» WHAT YOU NEED TO DO
Give every line of the material again, exactly as written.
═════ SUPPLIED MATERIAL
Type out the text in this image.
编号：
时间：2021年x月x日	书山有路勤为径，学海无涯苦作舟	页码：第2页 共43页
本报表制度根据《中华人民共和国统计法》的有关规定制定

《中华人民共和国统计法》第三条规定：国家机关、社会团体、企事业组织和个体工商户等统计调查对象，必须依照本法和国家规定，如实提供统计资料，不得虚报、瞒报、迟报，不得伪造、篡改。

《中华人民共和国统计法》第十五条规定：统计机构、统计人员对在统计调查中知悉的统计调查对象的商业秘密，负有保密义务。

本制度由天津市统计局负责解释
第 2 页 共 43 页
══════════
» COMPLETE RESPONSE
Type out the text in this image.
编号：
时间：2021年x月x日	书山有路勤为径，学海无涯苦作舟	页码：第2页 共43页
本报表制度根据《中华人民共和国统计法》的有关规定制定

《中华人民共和国统计法》第三条规定：国家机关、社会团体、企事业组织和个体工商户等统计调查对象，必须依照本法和国家规定，如实提供统计资料，不得虚报、瞒报、迟报，不得伪造、篡改。

《中华人民共和国统计法》第十五条规定：统计机构、统计人员对在统计调查中知悉的统计调查对象的商业秘密，负有保密义务。

本制度由天津市统计局负责解释
第 2 页 共 43 页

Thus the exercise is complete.